#### Dataset items:
-*-

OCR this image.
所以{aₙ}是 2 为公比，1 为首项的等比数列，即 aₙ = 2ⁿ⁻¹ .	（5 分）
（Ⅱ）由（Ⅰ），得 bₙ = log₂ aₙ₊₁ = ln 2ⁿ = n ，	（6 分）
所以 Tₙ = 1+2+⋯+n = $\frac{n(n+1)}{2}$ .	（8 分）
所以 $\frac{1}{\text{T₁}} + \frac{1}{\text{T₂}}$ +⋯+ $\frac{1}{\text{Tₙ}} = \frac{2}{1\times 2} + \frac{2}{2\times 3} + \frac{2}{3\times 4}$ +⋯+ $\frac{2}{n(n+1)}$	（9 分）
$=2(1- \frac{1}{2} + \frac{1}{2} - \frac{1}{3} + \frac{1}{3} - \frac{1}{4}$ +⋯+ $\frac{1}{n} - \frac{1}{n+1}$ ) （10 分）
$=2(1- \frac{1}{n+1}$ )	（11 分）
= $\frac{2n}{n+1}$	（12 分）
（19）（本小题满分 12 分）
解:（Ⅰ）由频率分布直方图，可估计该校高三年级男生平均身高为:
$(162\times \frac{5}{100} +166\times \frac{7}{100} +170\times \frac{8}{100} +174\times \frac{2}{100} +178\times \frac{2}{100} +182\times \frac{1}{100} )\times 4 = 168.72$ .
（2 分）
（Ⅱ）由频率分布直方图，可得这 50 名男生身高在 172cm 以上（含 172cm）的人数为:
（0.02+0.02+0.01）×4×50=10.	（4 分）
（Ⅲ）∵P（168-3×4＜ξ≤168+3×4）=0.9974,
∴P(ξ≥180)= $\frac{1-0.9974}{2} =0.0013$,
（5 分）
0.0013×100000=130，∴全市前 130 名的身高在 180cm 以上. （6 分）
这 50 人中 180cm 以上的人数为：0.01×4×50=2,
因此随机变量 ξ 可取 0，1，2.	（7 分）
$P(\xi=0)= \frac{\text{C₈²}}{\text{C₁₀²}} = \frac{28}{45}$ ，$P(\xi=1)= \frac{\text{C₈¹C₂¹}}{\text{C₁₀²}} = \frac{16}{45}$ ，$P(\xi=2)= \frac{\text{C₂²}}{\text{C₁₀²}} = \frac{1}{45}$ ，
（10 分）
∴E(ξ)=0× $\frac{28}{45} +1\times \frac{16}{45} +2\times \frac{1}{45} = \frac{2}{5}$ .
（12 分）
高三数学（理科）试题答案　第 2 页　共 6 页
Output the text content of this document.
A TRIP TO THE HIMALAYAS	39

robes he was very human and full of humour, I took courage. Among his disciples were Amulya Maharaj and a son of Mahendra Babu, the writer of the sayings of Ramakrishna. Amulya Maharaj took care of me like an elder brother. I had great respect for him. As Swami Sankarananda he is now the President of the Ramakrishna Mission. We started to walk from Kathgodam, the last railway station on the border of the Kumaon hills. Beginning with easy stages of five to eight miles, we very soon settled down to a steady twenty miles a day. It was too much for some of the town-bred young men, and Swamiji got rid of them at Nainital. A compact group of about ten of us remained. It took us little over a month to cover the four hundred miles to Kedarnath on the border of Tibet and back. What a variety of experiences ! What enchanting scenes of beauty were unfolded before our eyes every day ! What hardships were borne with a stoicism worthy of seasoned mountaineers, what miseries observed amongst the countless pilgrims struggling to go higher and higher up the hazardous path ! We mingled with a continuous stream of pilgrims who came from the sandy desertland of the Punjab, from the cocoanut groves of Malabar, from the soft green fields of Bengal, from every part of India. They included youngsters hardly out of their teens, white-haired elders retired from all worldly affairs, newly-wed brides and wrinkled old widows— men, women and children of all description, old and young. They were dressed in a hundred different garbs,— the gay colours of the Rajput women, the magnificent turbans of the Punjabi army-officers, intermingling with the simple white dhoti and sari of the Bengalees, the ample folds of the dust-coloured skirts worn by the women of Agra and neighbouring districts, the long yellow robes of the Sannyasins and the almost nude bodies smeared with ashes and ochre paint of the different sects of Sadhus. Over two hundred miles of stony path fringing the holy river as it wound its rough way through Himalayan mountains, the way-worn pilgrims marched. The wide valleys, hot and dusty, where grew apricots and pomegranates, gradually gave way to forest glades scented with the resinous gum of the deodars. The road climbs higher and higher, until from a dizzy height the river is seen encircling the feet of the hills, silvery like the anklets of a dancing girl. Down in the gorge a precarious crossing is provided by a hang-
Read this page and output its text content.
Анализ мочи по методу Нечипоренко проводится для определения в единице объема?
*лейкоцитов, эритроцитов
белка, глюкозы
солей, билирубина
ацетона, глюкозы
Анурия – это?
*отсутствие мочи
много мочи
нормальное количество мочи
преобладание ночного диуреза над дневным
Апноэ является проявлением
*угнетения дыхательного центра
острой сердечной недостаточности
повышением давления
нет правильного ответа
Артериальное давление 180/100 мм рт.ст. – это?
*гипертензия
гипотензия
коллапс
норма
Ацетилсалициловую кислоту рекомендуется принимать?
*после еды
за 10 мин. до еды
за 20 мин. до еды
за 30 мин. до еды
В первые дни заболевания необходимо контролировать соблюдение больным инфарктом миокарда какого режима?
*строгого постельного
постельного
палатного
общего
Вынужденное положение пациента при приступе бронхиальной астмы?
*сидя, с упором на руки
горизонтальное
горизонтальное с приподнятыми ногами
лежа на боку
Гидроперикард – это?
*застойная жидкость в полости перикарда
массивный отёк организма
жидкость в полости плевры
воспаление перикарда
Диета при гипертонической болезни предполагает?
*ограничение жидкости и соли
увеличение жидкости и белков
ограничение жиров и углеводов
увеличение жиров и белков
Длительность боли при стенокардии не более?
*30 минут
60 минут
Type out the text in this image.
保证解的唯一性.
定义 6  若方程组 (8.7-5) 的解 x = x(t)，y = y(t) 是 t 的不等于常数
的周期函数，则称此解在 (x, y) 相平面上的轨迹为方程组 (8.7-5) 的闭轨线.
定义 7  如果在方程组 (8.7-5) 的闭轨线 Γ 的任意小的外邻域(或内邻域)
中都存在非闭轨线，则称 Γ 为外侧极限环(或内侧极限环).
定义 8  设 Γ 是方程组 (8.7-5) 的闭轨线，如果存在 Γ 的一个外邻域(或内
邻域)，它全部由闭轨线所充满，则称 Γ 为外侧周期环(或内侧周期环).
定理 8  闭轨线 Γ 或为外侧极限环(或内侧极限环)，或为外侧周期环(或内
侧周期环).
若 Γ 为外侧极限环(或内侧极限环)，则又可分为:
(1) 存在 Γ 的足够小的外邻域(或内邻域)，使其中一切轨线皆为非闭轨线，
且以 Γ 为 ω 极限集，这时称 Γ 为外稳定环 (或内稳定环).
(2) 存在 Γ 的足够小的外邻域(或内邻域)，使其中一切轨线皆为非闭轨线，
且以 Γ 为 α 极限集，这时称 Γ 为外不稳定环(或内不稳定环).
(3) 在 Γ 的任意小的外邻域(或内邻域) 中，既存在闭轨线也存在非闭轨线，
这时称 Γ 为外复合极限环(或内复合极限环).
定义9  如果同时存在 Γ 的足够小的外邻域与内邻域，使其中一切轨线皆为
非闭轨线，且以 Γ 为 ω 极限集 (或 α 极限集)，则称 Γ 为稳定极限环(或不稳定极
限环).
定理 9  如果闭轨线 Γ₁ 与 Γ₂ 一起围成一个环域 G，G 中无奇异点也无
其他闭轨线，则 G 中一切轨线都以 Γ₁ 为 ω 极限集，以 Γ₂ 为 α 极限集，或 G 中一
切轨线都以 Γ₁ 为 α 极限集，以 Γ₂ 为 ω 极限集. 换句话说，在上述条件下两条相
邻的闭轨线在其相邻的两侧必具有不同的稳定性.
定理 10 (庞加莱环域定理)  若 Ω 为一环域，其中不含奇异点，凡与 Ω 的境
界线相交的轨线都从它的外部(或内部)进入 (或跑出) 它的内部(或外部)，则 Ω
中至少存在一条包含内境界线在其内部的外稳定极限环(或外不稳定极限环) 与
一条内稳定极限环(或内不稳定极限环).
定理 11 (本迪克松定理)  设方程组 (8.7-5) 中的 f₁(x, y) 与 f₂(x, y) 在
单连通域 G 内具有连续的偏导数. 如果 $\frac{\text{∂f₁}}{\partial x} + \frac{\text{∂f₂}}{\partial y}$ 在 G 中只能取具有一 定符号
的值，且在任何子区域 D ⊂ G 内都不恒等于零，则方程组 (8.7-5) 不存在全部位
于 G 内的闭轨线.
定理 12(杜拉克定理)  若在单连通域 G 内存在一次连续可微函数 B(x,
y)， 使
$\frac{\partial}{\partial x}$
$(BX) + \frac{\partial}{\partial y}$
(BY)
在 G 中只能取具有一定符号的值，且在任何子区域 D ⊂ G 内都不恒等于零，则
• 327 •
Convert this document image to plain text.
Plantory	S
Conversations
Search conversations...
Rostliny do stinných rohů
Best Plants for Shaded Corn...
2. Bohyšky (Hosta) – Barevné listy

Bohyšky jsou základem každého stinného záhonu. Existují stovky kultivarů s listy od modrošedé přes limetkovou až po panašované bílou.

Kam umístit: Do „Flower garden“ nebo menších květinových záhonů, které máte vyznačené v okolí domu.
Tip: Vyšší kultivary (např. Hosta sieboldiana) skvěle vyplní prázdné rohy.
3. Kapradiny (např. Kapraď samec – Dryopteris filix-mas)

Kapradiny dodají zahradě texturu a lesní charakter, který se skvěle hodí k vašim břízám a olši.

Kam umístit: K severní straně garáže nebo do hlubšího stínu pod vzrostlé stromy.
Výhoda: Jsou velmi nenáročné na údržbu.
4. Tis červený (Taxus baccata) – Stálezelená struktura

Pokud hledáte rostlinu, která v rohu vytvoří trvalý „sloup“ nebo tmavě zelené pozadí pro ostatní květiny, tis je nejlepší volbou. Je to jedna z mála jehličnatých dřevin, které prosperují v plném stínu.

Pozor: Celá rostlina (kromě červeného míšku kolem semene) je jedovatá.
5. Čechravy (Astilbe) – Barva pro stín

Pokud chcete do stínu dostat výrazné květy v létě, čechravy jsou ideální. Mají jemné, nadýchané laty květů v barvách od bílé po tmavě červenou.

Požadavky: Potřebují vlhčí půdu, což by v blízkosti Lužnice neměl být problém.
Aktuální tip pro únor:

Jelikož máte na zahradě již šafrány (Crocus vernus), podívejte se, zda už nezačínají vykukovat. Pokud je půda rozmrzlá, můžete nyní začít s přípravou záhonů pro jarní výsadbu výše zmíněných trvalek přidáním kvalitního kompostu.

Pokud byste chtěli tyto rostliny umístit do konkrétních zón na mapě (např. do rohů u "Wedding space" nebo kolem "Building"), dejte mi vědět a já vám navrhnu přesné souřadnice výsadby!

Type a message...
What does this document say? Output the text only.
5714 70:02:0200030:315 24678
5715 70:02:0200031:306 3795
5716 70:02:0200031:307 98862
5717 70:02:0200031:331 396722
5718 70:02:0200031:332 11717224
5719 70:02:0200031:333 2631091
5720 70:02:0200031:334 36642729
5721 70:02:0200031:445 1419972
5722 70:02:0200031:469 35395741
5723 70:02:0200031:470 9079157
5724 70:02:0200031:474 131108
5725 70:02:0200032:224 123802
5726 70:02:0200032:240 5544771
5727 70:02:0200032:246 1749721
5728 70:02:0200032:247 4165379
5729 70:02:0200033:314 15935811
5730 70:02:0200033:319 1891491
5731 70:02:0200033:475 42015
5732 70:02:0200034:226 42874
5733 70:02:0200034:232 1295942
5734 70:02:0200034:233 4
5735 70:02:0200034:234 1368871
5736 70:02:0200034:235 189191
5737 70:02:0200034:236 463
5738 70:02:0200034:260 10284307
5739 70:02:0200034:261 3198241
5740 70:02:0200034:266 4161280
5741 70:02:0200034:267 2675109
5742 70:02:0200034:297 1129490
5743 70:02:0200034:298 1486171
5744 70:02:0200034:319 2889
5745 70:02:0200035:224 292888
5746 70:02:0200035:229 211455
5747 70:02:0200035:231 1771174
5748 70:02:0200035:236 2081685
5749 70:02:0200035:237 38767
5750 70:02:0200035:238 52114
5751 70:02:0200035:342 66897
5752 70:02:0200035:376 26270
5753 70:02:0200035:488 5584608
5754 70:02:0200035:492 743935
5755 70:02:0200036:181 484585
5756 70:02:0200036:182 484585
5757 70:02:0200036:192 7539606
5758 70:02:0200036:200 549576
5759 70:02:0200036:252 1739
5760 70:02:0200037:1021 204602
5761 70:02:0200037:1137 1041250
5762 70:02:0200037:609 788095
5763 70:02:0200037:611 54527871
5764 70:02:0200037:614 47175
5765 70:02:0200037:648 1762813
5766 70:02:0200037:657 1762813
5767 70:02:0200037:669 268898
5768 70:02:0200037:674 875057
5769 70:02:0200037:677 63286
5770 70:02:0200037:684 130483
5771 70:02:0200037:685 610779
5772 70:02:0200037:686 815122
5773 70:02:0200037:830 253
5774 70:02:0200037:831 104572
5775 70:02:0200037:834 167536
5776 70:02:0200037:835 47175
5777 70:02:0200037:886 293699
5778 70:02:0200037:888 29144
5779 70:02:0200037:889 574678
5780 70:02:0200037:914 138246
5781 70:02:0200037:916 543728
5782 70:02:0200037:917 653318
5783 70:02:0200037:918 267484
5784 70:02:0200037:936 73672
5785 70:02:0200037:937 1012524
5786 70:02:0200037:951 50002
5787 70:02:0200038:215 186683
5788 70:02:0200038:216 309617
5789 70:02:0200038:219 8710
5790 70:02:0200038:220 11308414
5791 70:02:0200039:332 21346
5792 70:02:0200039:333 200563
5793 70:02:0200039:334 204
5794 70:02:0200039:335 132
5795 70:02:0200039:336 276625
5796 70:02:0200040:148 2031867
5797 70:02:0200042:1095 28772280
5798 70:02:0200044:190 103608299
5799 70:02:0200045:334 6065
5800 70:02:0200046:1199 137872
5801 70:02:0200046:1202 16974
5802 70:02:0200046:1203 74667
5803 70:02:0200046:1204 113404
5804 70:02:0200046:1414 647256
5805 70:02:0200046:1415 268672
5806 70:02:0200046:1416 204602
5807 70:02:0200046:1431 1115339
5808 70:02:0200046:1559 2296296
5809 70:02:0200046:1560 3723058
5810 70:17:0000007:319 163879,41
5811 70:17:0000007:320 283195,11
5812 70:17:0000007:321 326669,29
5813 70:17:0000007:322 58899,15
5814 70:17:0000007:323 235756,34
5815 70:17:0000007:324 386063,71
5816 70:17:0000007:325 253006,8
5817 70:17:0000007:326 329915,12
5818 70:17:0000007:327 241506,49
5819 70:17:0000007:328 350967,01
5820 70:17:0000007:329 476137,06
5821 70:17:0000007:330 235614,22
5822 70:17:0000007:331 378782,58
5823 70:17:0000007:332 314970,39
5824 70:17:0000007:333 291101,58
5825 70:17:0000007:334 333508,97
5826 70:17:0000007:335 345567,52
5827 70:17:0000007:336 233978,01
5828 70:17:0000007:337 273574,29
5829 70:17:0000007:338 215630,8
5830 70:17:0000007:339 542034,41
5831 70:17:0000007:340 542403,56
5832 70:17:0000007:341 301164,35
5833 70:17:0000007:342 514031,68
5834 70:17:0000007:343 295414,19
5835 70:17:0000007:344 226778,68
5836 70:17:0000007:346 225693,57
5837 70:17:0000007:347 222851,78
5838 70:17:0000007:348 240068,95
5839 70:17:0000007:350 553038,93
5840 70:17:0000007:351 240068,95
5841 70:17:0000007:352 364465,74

-*-

Show each line of the listing that holds the string "ограничение".

*ограничение жидкости и соли
ограничение жиров и углеводов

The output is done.